Dataset items:

◆ ◆ ◆

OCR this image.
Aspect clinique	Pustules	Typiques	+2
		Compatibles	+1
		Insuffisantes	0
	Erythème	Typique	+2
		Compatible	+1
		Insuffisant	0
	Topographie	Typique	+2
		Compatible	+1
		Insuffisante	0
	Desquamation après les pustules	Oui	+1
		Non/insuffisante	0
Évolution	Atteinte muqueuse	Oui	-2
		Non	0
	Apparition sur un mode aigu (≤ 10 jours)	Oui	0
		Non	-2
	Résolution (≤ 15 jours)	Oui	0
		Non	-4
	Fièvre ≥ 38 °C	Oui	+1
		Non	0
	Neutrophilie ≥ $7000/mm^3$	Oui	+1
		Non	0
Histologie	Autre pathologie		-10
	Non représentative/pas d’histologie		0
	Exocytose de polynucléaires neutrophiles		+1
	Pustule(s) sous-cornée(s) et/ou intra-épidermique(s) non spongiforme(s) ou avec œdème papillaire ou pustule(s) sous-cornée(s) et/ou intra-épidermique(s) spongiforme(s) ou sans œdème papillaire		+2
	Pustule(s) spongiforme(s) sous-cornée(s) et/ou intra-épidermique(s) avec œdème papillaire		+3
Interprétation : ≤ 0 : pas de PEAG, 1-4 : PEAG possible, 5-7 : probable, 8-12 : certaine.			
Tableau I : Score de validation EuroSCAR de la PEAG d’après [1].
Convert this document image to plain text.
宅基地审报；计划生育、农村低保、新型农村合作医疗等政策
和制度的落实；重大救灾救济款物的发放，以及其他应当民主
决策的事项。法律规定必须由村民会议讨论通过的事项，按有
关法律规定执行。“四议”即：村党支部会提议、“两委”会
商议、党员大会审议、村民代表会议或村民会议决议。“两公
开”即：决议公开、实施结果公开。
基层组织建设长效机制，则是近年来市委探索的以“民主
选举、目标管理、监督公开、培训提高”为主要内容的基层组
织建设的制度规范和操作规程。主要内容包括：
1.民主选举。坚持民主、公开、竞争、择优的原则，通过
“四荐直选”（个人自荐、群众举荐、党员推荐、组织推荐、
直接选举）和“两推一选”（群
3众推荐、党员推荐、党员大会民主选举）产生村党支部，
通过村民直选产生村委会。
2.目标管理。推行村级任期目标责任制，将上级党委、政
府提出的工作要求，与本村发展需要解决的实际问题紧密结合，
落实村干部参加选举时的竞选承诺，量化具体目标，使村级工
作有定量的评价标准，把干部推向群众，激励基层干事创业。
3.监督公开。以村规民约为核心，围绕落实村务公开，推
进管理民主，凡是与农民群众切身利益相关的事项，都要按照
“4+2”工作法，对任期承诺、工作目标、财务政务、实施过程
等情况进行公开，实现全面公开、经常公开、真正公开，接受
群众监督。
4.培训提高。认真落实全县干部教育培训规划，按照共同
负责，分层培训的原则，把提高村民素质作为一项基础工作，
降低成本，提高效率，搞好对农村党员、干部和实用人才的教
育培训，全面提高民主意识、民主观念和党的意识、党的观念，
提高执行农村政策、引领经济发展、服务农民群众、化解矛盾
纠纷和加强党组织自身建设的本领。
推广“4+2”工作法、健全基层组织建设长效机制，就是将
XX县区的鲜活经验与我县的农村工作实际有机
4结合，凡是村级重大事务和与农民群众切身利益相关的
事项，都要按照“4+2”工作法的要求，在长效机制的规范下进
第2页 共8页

◆ ◆ ◆

**CHALLENGE:** Gather each line that holds "papillaire".

**FINAL RESULT:**
	Pustule(s) sous-cornée(s) et/ou intra-épidermique(s) non spongiforme(s) ou avec œdème papillaire ou pustule(s) sous-cornée(s) et/ou intra-épidermique(s) spongiforme(s) ou sans œdème papillaire		+2
	Pustule(s) spongiforme(s) sous-cornée(s) et/ou intra-épidermique(s) avec œdème papillaire		+3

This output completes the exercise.